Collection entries
—————

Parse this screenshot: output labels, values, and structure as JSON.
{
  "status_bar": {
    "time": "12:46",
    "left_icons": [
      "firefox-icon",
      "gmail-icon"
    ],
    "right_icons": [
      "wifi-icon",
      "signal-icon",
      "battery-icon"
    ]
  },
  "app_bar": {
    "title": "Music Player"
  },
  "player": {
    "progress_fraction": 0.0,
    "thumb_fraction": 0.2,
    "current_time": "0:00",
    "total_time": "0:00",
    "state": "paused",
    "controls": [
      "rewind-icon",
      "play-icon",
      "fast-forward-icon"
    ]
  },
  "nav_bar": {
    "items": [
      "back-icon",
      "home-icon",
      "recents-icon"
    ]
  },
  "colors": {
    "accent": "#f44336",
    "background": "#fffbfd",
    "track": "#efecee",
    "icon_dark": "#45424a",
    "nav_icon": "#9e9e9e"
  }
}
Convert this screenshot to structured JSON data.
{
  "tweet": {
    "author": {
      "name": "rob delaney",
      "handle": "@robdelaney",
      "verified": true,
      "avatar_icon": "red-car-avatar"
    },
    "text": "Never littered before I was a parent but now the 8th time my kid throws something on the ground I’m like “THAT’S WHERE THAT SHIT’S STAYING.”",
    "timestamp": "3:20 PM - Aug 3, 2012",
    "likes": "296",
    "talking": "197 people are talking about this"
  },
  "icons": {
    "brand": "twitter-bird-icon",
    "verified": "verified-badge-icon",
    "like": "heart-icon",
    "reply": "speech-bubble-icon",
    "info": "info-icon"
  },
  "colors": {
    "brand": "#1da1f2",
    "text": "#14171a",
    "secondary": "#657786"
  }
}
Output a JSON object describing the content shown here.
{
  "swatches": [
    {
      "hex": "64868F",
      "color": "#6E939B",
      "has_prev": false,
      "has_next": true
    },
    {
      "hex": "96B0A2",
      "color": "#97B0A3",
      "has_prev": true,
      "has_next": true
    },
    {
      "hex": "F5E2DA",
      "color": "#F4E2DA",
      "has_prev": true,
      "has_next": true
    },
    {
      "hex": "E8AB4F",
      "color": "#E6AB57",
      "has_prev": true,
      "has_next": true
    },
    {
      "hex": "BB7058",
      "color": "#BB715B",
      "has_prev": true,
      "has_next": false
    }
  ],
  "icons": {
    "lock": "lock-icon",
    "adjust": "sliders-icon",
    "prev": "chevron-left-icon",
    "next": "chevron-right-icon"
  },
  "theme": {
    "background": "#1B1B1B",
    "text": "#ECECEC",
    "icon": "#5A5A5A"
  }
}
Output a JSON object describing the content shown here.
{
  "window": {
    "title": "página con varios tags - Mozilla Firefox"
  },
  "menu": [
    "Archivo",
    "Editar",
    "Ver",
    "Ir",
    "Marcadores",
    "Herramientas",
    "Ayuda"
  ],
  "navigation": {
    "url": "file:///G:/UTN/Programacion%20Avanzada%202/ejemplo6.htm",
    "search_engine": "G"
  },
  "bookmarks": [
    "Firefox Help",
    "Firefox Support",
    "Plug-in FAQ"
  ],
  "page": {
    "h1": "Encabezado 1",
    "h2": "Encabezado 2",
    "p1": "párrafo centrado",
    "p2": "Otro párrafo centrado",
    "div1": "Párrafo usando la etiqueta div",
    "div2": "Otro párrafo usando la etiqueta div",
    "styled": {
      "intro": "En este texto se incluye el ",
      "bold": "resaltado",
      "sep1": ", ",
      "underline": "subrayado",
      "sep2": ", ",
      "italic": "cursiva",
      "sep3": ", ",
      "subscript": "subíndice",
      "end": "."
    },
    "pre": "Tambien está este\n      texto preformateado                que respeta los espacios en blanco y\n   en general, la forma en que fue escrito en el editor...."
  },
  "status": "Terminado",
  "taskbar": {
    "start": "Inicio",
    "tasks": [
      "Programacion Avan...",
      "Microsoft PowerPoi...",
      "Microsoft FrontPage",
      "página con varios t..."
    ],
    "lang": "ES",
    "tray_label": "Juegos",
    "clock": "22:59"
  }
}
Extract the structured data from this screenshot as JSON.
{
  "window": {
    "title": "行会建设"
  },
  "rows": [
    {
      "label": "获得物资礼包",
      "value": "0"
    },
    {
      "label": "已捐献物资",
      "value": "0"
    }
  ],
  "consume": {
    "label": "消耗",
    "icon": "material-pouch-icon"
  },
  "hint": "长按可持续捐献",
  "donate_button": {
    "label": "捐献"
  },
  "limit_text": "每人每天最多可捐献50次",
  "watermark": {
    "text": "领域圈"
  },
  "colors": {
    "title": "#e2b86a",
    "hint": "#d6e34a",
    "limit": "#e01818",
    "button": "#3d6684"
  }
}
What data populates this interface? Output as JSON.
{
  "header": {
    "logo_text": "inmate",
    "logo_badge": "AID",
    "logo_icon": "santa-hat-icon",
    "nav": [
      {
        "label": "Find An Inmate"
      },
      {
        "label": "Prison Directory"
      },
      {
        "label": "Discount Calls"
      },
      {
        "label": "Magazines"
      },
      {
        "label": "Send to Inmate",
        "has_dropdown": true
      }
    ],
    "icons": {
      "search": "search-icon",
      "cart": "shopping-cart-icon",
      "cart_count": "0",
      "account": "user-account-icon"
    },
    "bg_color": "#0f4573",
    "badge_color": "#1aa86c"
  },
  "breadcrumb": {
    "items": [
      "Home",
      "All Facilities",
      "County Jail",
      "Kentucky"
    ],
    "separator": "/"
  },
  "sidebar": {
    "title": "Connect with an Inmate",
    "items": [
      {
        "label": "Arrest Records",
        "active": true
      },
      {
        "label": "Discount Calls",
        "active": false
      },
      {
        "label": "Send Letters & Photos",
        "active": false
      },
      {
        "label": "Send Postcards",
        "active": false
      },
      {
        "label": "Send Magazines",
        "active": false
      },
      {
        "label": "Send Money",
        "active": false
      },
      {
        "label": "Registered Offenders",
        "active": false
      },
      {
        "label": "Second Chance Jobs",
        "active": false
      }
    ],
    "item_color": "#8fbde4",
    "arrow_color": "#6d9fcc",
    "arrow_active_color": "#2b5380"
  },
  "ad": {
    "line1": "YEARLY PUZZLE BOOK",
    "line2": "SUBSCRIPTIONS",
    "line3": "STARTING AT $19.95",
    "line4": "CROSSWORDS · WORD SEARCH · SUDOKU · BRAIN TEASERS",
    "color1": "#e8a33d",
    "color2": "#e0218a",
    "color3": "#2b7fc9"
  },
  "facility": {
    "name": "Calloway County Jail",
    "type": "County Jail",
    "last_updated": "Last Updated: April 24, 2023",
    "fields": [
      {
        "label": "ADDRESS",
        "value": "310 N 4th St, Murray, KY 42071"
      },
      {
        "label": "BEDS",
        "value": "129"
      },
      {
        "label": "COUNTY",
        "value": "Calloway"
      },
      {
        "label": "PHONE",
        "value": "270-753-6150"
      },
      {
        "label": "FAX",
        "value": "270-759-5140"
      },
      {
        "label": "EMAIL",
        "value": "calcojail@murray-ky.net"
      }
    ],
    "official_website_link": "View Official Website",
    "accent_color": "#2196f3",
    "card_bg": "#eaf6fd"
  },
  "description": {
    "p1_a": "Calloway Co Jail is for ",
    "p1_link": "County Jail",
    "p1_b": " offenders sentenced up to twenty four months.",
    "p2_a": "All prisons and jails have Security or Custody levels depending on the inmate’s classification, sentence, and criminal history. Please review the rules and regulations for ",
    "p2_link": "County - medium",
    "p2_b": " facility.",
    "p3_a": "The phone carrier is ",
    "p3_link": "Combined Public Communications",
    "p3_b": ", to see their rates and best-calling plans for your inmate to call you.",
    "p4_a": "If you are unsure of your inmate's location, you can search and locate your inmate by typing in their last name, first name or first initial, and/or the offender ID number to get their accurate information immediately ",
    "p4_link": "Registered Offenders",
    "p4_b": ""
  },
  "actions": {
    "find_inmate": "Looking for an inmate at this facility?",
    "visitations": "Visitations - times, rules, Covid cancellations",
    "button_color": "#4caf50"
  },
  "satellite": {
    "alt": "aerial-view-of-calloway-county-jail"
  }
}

—————

WHAT TO PRODUCE: Identify the lines that contain the string "página", and copy every one of them.

WRITTEN SOLUTION:
    "title": "página con varios tags - Mozilla Firefox"
      "página con varios t..."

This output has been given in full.